• [提取文本]
缘由
这篇博文源于群里一个群友的提问
在 redis 里面存放了一个 1000w 长度的 list,然后使用 lrange 0 -1 全取出来,这会用很久。这时候我新建个连接,继续其他 key 的读写操作都是可以的。不应该是阻塞吗?
那么接下来就来分析为什么会这样,也就是对应标题中 Redis 是如何回复命令的。
注:本文中 Redis 版本为 6.2.4
数据存放位置
Redis 执行完命令后,会把回复的内存写入到当前客户端的两个地方 buf 和 reply,其中 buf 长度固定,大小为 16k, reply 是链表形式,存放前者超出的数据。
// server.h
#define PROTO_REPLY_CHUNK_BYTES (16*1024) /* 16k output buffer */
typedef struct client {
……
list *reply; /* List of reply objects to send to the client. */
……
/* Response buffer */
int bufpos;
char buf[PROTO_REPLY_CHUNK_BYTES];
……
}
以 lrange 来追下代码,便可一目了然。
// t_list.c
lrangeCommand
addListRangeReply
addReplyBulkCBuffer
addReplyProto
接下来着重看 addReplyProto 方法。
// networking.c
void addReplyProto(client *c, const char *s, size_t len) {
if (prepareClientToWrite(c) != C_OK) return;
if (_addReplyToBuffer(c,s,len) != C_OK)
_addReplyProtoToList(c,s,len);
}
上面代码中第二个判断说的就是,若是当前客户端中 buf 数组没有可用的空间,便存入到 reply 链表里,具体逻辑可见以下两个函数。
// networking.c
int _addReplyToBuffer(client *c, const char *s, size_t len) {
size_t available = sizeof(c->buf)-c->bufpos;
if (c->flags & CLIENT_CLOSE_AFTER_REPLY) return C_OK;
/* If there already are entries in the reply list, we cannot
* add anything more to the static buffer. */
if (listLength(c->reply) > 0) return C_ERR;
/* Check that the buffer has enough space available for this string. */
if (len > available) return C_ERR;
memcpy(c->buf+c->bufpos,s,len);
c->bufpos+=len;
return C_OK;
}
/* Adds the reply to the reply linked list.

• [数据集内容]
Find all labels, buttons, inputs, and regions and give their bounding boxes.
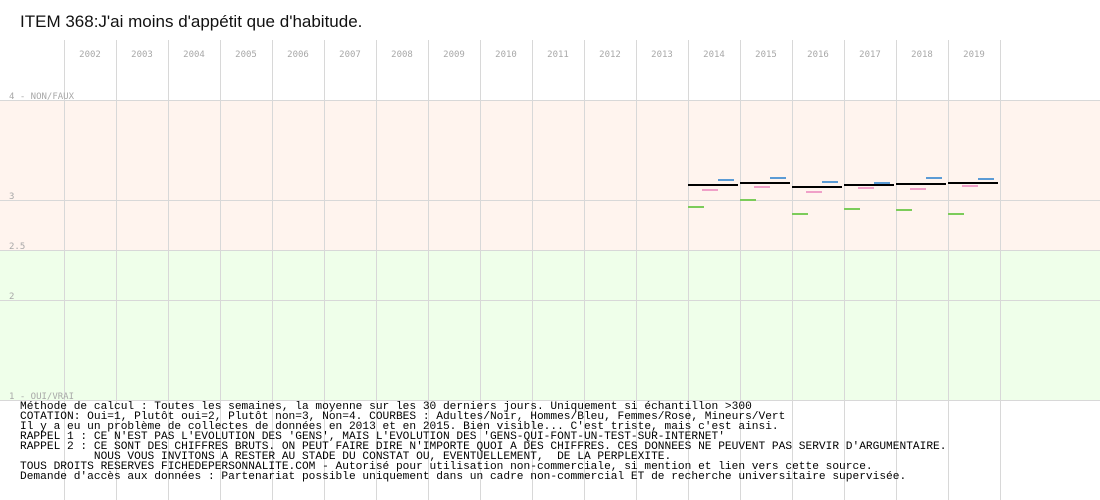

* * *

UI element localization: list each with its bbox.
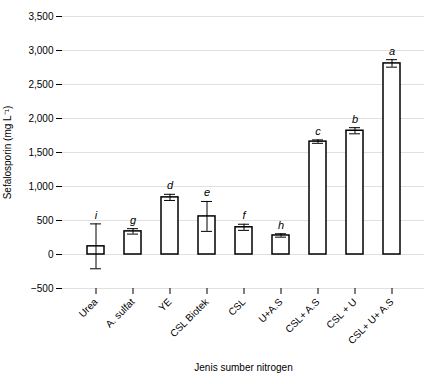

• [问题与任务]
A: 照录关于 Redis 回复命令的文章中从“那么接下来就来分析为什么会这样,也就是对应标题中 Redis 是如何回复命令的。”开始、到“16k, reply 是链表形式,存放前者超出的数据。”结束的部分。
B: 根据关于 Redis 回复命令的文章,addReplyProto 在什么情况下会调用 _addReplyProtoToList?请用一到三句话说明。
C: 把关于 Redis 如何回复命令的文章从停下的地方接着往下写。
这些材料在此不起任何作用。

• [逐题答案]
A:
那么接下来就来分析为什么会这样,也就是对应标题中 Redis 是如何回复命令的。
注:本文中 Redis 版本为 6.2.4
数据存放位置
Redis 执行完命令后,会把回复的内存写入到当前客户端的两个地方 buf 和 reply,其中 buf 长度固定,大小为 16k, reply 是链表形式,存放前者超出的数据。

B: 当 _addReplyToBuffer 没有返回 C_OK,也就是当前客户端的 buf 数组没有可用空间时,回复数据会改为存入 reply 链表。按 _addReplyToBuffer 的代码,有两种情况会返回 C_ERR:reply 链表里已经有条目,或者要写入的长度超过了 buf 的剩余空间。

C:
* Note: some edits to this function need to be relayed to AddReplyFromClient. */
void _addReplyProtoToList(client *c, const char *s, size_t len) {
if (c->flags & CLIENT_CLOSE_AFTER_REPLY) return;
listNode *ln = listLast(c->reply);
clientReplyBlock *tail = ln? listNodeValue(ln): NULL;
/* Note that 'tail' may be NULL even if we have a tail node, because when
* addReplyDeferredLen() is used, it sets a dummy node to NULL just
* fo fill it later, when the size of the bulk length is set. */
/* Append to tail string when possible. */
if (tail) {
/* Copy the part we can fit into the tail, and leave the rest for a
* new node */
size_t avail = tail->size - tail->used;
size_t copy = avail >= len? len: avail;
memcpy(tail->buf + tail->used, s, copy);
tail->used += copy;
s += copy;
len -= copy;
}
if (len) {
/* Create a new node, make sure it is allocated to at
* least PROTO_REPLY_CHUNK_BYTES */
size_t size = len < PROTO_REPLY_CHUNK_BYTES? PROTO_REPLY_CHUNK_BYTES: len;
tail = zmalloc(size + sizeof(clientReplyBlock));
/* take over the allocation's internal fragmentation */
tail->size = zmalloc_usable_size(tail) - sizeof(clientReplyBlock);
tail->used = len;
memcpy(tail->buf, s, len);
listAddNodeTail(c->reply, tail);
c->reply_bytes += tail->size;
closeClientOnOutputBufferLimitReached(c, 1);
}
}
发送时机
特别需要注意的是,Redis 在处理完一个命令后,不会立即发送数据的,而是会把当前客户端添加到 clients_pending_write 等待写入返回值客户端队列中。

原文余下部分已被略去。